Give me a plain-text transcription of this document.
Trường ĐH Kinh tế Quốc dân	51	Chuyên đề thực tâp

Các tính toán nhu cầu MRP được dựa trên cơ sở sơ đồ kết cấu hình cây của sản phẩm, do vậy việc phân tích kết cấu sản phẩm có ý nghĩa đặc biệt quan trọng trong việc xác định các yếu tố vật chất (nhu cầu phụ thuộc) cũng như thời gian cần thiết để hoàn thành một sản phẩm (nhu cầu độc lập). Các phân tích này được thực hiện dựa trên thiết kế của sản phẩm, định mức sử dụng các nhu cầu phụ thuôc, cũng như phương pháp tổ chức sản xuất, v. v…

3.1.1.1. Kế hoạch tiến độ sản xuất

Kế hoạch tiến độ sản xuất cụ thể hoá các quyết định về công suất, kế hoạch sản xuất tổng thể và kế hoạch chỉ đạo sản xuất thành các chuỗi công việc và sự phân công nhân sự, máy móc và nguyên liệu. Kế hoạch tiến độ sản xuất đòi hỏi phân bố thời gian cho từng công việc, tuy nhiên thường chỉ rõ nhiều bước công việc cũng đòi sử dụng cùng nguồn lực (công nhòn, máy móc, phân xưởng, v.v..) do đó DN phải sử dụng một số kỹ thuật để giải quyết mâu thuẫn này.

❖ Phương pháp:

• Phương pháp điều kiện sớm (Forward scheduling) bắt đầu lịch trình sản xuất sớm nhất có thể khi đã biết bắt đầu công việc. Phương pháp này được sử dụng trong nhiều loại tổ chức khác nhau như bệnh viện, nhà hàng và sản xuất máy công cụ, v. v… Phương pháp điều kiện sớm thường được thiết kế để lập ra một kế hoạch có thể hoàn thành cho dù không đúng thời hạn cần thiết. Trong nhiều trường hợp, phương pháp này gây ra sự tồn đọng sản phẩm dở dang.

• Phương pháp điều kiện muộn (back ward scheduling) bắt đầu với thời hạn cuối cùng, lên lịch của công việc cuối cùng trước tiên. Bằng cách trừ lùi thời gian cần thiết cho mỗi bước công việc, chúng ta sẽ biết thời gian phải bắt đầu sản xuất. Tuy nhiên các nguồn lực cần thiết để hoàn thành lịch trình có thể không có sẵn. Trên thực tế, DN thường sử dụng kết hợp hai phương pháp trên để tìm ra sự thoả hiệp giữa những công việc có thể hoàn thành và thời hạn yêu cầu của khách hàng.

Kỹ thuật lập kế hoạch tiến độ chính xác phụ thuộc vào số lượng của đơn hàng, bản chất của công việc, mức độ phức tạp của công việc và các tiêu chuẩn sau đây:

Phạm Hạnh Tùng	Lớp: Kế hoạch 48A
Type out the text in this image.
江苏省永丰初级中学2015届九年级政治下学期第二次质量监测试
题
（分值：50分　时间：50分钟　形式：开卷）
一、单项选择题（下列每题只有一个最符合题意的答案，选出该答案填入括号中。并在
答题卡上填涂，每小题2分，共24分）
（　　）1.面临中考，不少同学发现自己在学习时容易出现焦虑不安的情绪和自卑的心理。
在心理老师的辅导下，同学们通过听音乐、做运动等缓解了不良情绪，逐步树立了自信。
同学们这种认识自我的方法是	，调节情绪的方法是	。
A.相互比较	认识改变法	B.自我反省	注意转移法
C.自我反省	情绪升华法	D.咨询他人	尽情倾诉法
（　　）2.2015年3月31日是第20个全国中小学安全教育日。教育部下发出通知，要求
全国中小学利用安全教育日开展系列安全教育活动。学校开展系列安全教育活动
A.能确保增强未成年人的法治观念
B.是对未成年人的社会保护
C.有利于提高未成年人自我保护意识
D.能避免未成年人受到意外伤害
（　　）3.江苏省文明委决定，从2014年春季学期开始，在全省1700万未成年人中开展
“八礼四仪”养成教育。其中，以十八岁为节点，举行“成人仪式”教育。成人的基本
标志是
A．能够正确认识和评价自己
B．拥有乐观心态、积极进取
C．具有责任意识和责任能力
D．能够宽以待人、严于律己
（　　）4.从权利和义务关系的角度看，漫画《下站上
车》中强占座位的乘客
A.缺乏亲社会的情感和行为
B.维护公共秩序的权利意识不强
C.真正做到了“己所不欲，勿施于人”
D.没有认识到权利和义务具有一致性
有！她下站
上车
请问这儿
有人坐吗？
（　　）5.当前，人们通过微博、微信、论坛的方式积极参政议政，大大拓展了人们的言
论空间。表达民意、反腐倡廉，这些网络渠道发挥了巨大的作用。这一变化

**YOUR INSTRUCTIONS:**
Write every record out again, unaltered.

**RESULT BELOW:**
Give me a plain-text transcription of this document.
Trường ĐH Kinh tế Quốc dân	51	Chuyên đề thực tâp

Các tính toán nhu cầu MRP được dựa trên cơ sở sơ đồ kết cấu hình cây của sản phẩm, do vậy việc phân tích kết cấu sản phẩm có ý nghĩa đặc biệt quan trọng trong việc xác định các yếu tố vật chất (nhu cầu phụ thuộc) cũng như thời gian cần thiết để hoàn thành một sản phẩm (nhu cầu độc lập). Các phân tích này được thực hiện dựa trên thiết kế của sản phẩm, định mức sử dụng các nhu cầu phụ thuôc, cũng như phương pháp tổ chức sản xuất, v. v…

3.1.1.1. Kế hoạch tiến độ sản xuất

Kế hoạch tiến độ sản xuất cụ thể hoá các quyết định về công suất, kế hoạch sản xuất tổng thể và kế hoạch chỉ đạo sản xuất thành các chuỗi công việc và sự phân công nhân sự, máy móc và nguyên liệu. Kế hoạch tiến độ sản xuất đòi hỏi phân bố thời gian cho từng công việc, tuy nhiên thường chỉ rõ nhiều bước công việc cũng đòi sử dụng cùng nguồn lực (công nhòn, máy móc, phân xưởng, v.v..) do đó DN phải sử dụng một số kỹ thuật để giải quyết mâu thuẫn này.

❖ Phương pháp:

• Phương pháp điều kiện sớm (Forward scheduling) bắt đầu lịch trình sản xuất sớm nhất có thể khi đã biết bắt đầu công việc. Phương pháp này được sử dụng trong nhiều loại tổ chức khác nhau như bệnh viện, nhà hàng và sản xuất máy công cụ, v. v… Phương pháp điều kiện sớm thường được thiết kế để lập ra một kế hoạch có thể hoàn thành cho dù không đúng thời hạn cần thiết. Trong nhiều trường hợp, phương pháp này gây ra sự tồn đọng sản phẩm dở dang.

• Phương pháp điều kiện muộn (back ward scheduling) bắt đầu với thời hạn cuối cùng, lên lịch của công việc cuối cùng trước tiên. Bằng cách trừ lùi thời gian cần thiết cho mỗi bước công việc, chúng ta sẽ biết thời gian phải bắt đầu sản xuất. Tuy nhiên các nguồn lực cần thiết để hoàn thành lịch trình có thể không có sẵn. Trên thực tế, DN thường sử dụng kết hợp hai phương pháp trên để tìm ra sự thoả hiệp giữa những công việc có thể hoàn thành và thời hạn yêu cầu của khách hàng.

Kỹ thuật lập kế hoạch tiến độ chính xác phụ thuộc vào số lượng của đơn hàng, bản chất của công việc, mức độ phức tạp của công việc và các tiêu chuẩn sau đây:

Phạm Hạnh Tùng	Lớp: Kế hoạch 48A
Type out the text in this image.
江苏省永丰初级中学2015届九年级政治下学期第二次质量监测试
题
（分值：50分　时间：50分钟　形式：开卷）
一、单项选择题（下列每题只有一个最符合题意的答案，选出该答案填入括号中。并在
答题卡上填涂，每小题2分，共24分）
（　　）1.面临中考，不少同学发现自己在学习时容易出现焦虑不安的情绪和自卑的心理。
在心理老师的辅导下，同学们通过听音乐、做运动等缓解了不良情绪，逐步树立了自信。
同学们这种认识自我的方法是	，调节情绪的方法是	。
A.相互比较	认识改变法	B.自我反省	注意转移法
C.自我反省	情绪升华法	D.咨询他人	尽情倾诉法
（　　）2.2015年3月31日是第20个全国中小学安全教育日。教育部下发出通知，要求
全国中小学利用安全教育日开展系列安全教育活动。学校开展系列安全教育活动
A.能确保增强未成年人的法治观念
B.是对未成年人的社会保护
C.有利于提高未成年人自我保护意识
D.能避免未成年人受到意外伤害
（　　）3.江苏省文明委决定，从2014年春季学期开始，在全省1700万未成年人中开展
“八礼四仪”养成教育。其中，以十八岁为节点，举行“成人仪式”教育。成人的基本
标志是
A．能够正确认识和评价自己
B．拥有乐观心态、积极进取
C．具有责任意识和责任能力
D．能够宽以待人、严于律己
（　　）4.从权利和义务关系的角度看，漫画《下站上
车》中强占座位的乘客
A.缺乏亲社会的情感和行为
B.维护公共秩序的权利意识不强
C.真正做到了“己所不欲，勿施于人”
D.没有认识到权利和义务具有一致性
有！她下站
上车
请问这儿
有人坐吗？
（　　）5.当前，人们通过微博、微信、论坛的方式积极参政议政，大大拓展了人们的言
论空间。表达民意、反腐倡廉，这些网络渠道发挥了巨大的作用。这一变化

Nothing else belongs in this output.